--- begin SUPPLIED MATERIAL ---

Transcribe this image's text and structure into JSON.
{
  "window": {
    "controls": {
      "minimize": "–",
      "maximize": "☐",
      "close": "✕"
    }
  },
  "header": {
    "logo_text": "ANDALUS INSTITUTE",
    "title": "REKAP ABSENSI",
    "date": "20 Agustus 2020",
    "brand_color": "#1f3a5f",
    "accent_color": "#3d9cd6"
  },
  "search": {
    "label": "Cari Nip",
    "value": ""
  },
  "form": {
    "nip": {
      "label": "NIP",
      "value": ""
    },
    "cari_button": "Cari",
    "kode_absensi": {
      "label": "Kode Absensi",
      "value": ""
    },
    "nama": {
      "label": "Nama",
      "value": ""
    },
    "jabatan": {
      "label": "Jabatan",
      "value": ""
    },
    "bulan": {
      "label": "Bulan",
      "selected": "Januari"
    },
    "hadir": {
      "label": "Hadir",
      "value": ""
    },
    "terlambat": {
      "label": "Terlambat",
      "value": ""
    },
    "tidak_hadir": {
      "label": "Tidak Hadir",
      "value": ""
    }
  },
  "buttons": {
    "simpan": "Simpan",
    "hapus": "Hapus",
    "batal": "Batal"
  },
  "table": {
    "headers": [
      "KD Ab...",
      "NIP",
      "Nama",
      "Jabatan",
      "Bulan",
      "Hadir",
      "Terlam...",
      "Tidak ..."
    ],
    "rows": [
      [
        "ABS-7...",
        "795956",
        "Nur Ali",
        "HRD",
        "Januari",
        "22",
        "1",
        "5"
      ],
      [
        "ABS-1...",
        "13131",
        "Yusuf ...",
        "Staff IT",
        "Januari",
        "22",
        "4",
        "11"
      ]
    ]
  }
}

--- end SUPPLIED MATERIAL ---

> _WHAT THE TASK REQUIRES_:
Print every entry exactly as it appears.

> _THE SOLUTION_:
Transcribe this image's text and structure into JSON.
{
  "window": {
    "controls": {
      "minimize": "–",
      "maximize": "☐",
      "close": "✕"
    }
  },
  "header": {
    "logo_text": "ANDALUS INSTITUTE",
    "title": "REKAP ABSENSI",
    "date": "20 Agustus 2020",
    "brand_color": "#1f3a5f",
    "accent_color": "#3d9cd6"
  },
  "search": {
    "label": "Cari Nip",
    "value": ""
  },
  "form": {
    "nip": {
      "label": "NIP",
      "value": ""
    },
    "cari_button": "Cari",
    "kode_absensi": {
      "label": "Kode Absensi",
      "value": ""
    },
    "nama": {
      "label": "Nama",
      "value": ""
    },
    "jabatan": {
      "label": "Jabatan",
      "value": ""
    },
    "bulan": {
      "label": "Bulan",
      "selected": "Januari"
    },
    "hadir": {
      "label": "Hadir",
      "value": ""
    },
    "terlambat": {
      "label": "Terlambat",
      "value": ""
    },
    "tidak_hadir": {
      "label": "Tidak Hadir",
      "value": ""
    }
  },
  "buttons": {
    "simpan": "Simpan",
    "hapus": "Hapus",
    "batal": "Batal"
  },
  "table": {
    "headers": [
      "KD Ab...",
      "NIP",
      "Nama",
      "Jabatan",
      "Bulan",
      "Hadir",
      "Terlam...",
      "Tidak ..."
    ],
    "rows": [
      [
        "ABS-7...",
        "795956",
        "Nur Ali",
        "HRD",
        "Januari",
        "22",
        "1",
        "5"
      ],
      [
        "ABS-1...",
        "13131",
        "Yusuf ...",
        "Staff IT",
        "Januari",
        "22",
        "4",
        "11"
      ]
    ]
  }
}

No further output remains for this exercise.